◆ EXERCISE TASK: Copy each line of the records that contains the word "JSON".

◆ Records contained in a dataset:
=====
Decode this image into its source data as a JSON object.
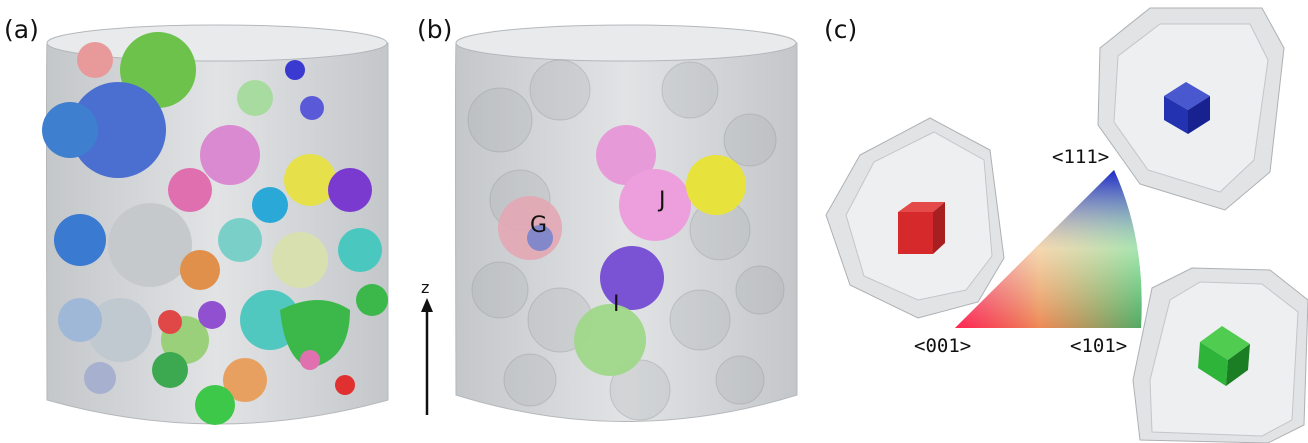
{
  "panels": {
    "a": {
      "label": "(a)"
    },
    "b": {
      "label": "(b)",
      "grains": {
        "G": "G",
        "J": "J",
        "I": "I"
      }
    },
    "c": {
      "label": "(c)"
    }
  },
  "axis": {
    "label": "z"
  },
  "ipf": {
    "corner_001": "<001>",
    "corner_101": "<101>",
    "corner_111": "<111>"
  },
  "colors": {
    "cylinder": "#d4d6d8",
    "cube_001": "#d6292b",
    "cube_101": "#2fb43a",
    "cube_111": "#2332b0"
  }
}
=====
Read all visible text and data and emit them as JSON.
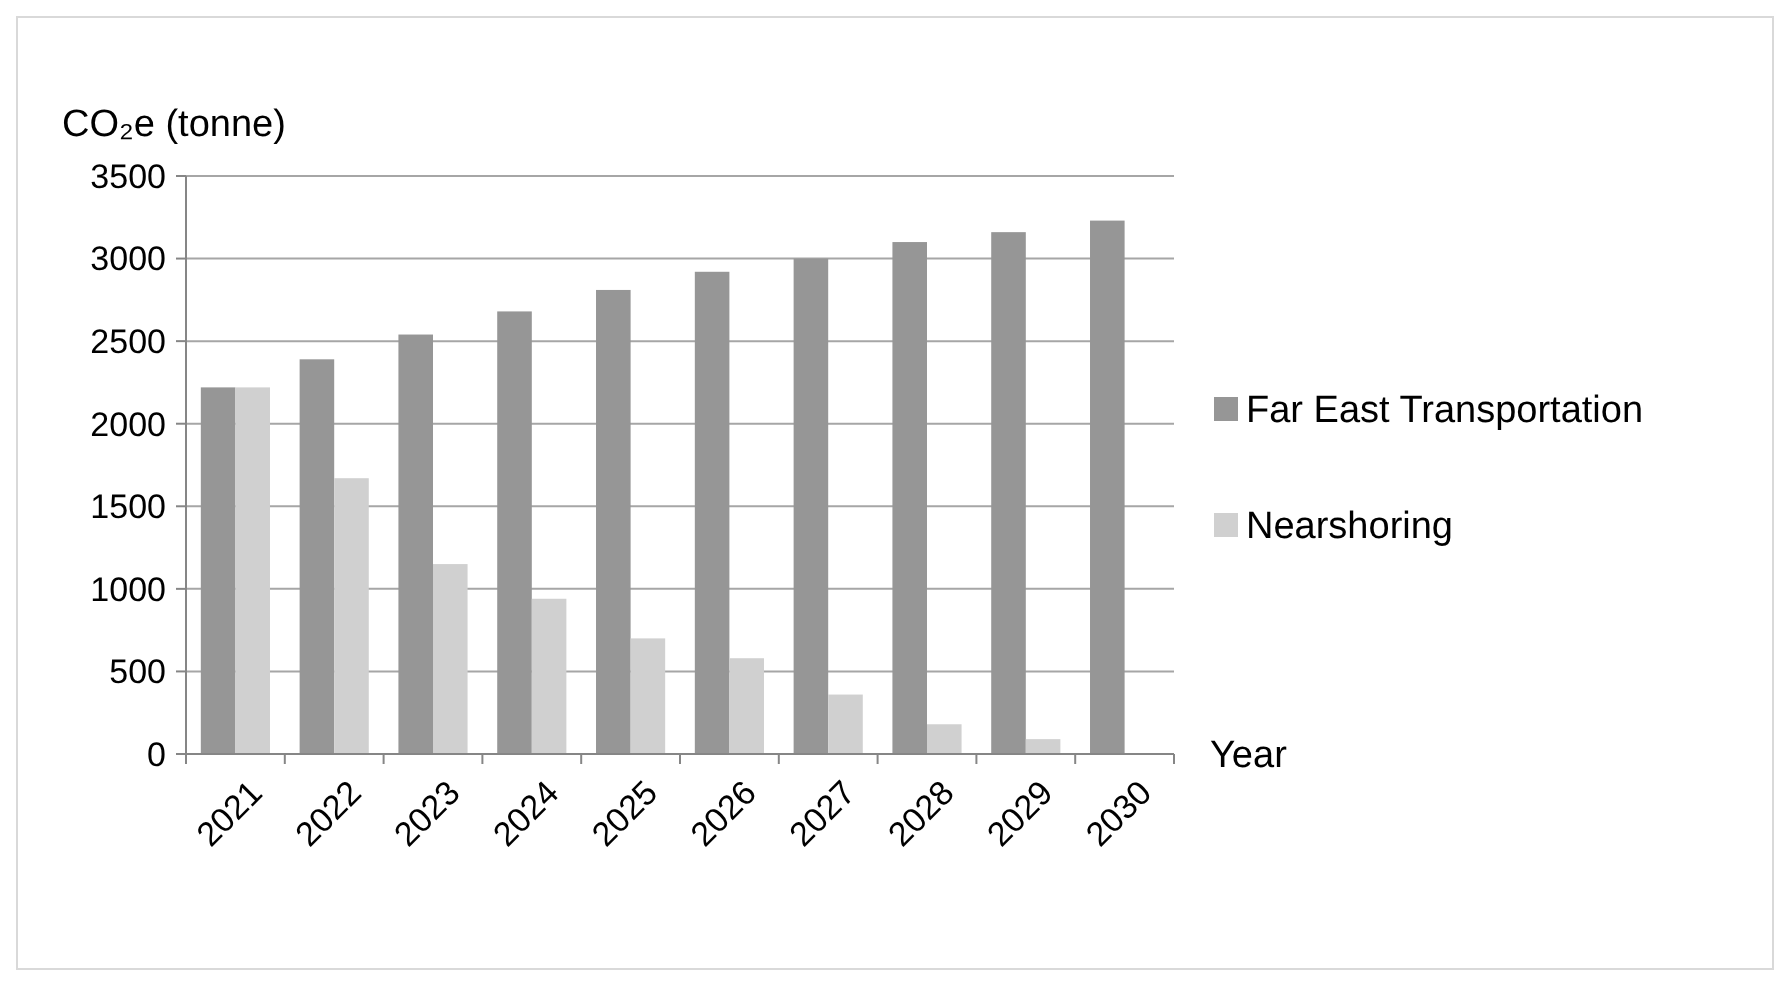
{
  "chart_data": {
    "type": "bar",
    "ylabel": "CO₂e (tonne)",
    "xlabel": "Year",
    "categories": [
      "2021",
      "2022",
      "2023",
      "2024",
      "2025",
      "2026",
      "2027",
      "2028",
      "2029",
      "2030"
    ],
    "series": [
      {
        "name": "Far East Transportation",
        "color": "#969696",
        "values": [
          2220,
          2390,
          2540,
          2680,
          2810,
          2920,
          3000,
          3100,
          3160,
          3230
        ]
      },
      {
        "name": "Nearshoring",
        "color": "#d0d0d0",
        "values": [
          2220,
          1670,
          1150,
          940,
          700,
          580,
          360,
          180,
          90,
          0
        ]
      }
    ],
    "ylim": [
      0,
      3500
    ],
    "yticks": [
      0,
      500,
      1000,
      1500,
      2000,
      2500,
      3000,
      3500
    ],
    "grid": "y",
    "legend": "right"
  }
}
=====
◆ EXERCISE SOLUTION:
Decode this image into its source data as a JSON object.
Read all visible text and data and emit them as JSON.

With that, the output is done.